Your goal:
Pick out the lines containing "name".

Data provided:
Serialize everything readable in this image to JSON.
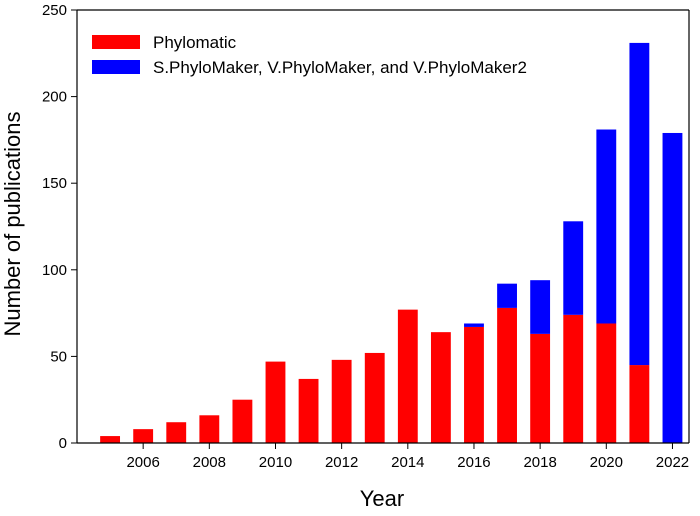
{
  "chart_data": {
    "type": "bar",
    "stacked": true,
    "title": "",
    "xlabel": "Year",
    "ylabel": "Number of publications",
    "ylim": [
      0,
      250
    ],
    "yticks": [
      0,
      50,
      100,
      150,
      200,
      250
    ],
    "xlim": [
      2004,
      2022.5
    ],
    "xticks": [
      2006,
      2008,
      2010,
      2012,
      2014,
      2016,
      2018,
      2020,
      2022
    ],
    "legend_position": "top-left",
    "x": [
      2005,
      2006,
      2007,
      2008,
      2009,
      2010,
      2011,
      2012,
      2013,
      2014,
      2015,
      2016,
      2017,
      2018,
      2019,
      2020,
      2021,
      2022
    ],
    "series": [
      {
        "name": "Phylomatic",
        "color": "#ff0000",
        "values": [
          4,
          8,
          12,
          16,
          25,
          47,
          37,
          48,
          52,
          77,
          64,
          67,
          78,
          63,
          74,
          69,
          45,
          0
        ]
      },
      {
        "name": "S.PhyloMaker, V.PhyloMaker, and V.PhyloMaker2",
        "color": "#0000ff",
        "values": [
          0,
          0,
          0,
          0,
          0,
          0,
          0,
          0,
          0,
          0,
          0,
          2,
          14,
          31,
          54,
          112,
          186,
          179
        ]
      }
    ]
  }
}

Exercise response:
        "name": "Phylomatic",
        "name": "S.PhyloMaker, V.PhyloMaker, and V.PhyloMaker2",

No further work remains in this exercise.